▸ **Records for processing**:
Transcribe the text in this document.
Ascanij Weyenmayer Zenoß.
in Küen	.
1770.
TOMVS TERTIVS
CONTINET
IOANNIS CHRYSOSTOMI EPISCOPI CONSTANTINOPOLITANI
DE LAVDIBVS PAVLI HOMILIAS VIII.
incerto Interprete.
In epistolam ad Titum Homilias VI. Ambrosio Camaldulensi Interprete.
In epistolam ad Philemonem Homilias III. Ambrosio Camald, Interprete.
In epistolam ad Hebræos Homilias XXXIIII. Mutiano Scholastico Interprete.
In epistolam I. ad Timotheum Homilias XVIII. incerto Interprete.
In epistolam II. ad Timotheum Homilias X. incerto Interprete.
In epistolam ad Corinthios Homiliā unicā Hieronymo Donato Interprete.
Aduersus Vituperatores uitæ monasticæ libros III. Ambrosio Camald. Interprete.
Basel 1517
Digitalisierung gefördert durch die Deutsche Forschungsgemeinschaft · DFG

▸ **Problem requirements**:
Look for lines containing the string "incerto" and copy them all.

▸ **Task answer**:
incerto Interprete.
In epistolam I. ad Timotheum Homilias XVIII. incerto Interprete.
In epistolam II. ad Timotheum Homilias X. incerto Interprete.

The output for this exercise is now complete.